(TÂCHES DEMANDÉES)
1 - Dans l'article sur Christa Markwalder, reformulez sous forme de liste le paragraphe qui commence par « En la matière, la valeur des informations », en gardant ses faits principaux.
2 - Poursuivez l'article sur la violation du secret de commission par Christa Markwalder à partir de sa dernière phrase.

(TEXTE)
--*--

Lobbying au Parlement: Christa Markwalder a violé le secret de commission

La conseillère nationale Christa Markwalder (PLR/BE) a bien violé le secret de commission en transmettant des informations à une lobbyiste, a déclaré, samedi, le président du PLR Philipp Müller.

17 mai 2015, 16:27
Palais federal, salle du Conseil national.
?F.Mamin, Berne,18.06.2004

Pour le président du PLR Philipp Müller, la conseillère nationale Christa Markwalder (PLR/BE) a bien violé le secret de commission en transmettant des informations à une lobbyiste. La commission parlementaire va se réunir pour décider de la suite à donner à cette affaire.

On sait désormais ce que Christa Markwalder a transmis, a déclaré M. Müller samedi dans l'émission "Samstagsrundschau" de la radio alémanique SRF. Jusqu'ici, le président avait invoqué la présomption d'innocence.

En la matière, la valeur des informations transmises importe peu, tous les documents sont soumis au secret de commission, a-t-il ajouté. Quant à savoir si Mme Markwalder doit être élue à la présidence du Conseil national en décembre comme prévu, il a laissé la question ouverte. Ce sera aux parlementaires de trancher et la décision du bureau dans cette affaire aura une influence.

Un autre conseiller national PLR, Walter Müller (SG), a été mis en cause récemment pour un voyage qu'il a effectué au Kazakhstan. Philipp Müller a salué le fait que l'élu ait reconnu son erreur et qu'il entende rétroactivement payer ce voyage de sa poche.

--*--

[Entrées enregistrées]
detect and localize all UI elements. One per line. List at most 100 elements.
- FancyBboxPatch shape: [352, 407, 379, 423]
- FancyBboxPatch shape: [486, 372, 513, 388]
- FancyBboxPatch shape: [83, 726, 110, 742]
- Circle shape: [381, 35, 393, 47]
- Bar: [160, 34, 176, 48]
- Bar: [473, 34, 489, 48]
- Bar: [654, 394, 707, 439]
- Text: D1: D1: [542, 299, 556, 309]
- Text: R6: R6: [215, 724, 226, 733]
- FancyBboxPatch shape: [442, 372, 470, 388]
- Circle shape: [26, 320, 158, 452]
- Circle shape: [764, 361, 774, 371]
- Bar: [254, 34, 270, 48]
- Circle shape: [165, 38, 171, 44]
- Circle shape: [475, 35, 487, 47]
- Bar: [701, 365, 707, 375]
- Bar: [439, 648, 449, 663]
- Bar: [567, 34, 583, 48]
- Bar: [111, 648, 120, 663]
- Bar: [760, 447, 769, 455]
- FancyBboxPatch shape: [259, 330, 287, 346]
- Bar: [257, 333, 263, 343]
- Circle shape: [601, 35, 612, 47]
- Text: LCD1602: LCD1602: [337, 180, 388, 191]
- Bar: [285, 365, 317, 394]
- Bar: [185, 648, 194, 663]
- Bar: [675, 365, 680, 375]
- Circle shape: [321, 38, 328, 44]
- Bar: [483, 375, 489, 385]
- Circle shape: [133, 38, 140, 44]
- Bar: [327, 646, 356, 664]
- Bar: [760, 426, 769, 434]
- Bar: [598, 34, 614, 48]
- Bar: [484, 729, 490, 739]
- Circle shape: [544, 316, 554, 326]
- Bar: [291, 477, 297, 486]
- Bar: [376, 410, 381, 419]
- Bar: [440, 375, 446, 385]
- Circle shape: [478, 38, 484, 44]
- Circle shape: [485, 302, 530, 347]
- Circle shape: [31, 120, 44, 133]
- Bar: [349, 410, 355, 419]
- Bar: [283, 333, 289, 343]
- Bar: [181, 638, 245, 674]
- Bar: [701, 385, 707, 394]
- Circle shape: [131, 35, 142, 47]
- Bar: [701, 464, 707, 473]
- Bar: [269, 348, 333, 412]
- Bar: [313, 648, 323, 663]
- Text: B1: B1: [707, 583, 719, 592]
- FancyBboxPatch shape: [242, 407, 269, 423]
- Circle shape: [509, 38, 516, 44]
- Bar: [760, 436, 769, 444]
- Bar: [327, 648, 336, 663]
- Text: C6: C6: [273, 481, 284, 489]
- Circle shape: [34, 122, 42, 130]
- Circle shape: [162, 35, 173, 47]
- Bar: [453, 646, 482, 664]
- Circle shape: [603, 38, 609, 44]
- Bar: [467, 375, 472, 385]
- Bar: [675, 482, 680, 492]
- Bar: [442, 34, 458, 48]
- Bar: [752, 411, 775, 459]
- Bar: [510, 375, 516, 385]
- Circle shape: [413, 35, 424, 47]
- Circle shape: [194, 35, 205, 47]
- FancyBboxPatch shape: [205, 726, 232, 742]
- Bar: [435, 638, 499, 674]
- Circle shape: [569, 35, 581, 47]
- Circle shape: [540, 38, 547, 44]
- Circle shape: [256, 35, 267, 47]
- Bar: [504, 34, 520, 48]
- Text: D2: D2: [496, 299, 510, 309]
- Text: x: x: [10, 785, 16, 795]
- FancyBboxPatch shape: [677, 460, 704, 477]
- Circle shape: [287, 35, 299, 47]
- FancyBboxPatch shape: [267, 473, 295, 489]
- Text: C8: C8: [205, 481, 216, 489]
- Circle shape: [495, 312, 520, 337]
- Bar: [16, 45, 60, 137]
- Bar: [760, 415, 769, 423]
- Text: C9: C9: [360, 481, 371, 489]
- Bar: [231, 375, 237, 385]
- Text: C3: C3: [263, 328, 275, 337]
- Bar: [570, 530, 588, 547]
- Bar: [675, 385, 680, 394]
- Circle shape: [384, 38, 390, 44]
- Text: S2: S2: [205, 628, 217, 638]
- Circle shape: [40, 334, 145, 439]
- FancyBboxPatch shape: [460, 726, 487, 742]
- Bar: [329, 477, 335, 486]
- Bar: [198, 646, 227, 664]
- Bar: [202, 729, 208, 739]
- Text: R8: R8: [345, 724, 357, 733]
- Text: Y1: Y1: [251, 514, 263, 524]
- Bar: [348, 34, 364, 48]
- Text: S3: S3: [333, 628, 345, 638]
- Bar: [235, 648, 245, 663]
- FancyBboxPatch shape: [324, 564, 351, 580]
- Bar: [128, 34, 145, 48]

--*--

(RÉPONSES ATTENDUES)
1 -
- Selon Philipp Müller, la valeur des informations transmises importe peu, car tous les documents sont soumis au secret de commission.
- Il laisse ouverte la question de l'élection de Mme Markwalder à la présidence du Conseil national, prévue en décembre.
- Il revient aux parlementaires de trancher, et la décision du bureau dans cette affaire aura une influence.

2 -
Le président s'est dit étonné que deux politiciens aussi expérimentés que Mme Markwalder et M. Müller soient au centre de cette affaire. Le PLR entend éclaircir les deux cas sans ménagement, a-t-il précisé, promettant la transparence.

La commission va se réunir

Président de la commission de politique extérieure du National, Carlo Sommaruga (PS/GE) a indiqué qu'une réunion allait être convoquée prochainement comme cela se pratique en cas de violation du secret de commission. Avec trois options à la clé: ne rien faire, transmettre l'affaire au bureau du Conseil national ou porter plainte.

Revenant sur des informations de la presse dominicale alémanique, le Genevois a précisé que la commission est confrontée à deux violations: l'une concerne des propos du secrétaire d'Etat Yves Rossier au sujet d'une médiation de paix de la Suisse et qui ont été publiés le 3 mai dans la presse alémanique. L'autre a trait à l'affaire Markwalder et porte sur des réponses écrites du Conseil fédéral.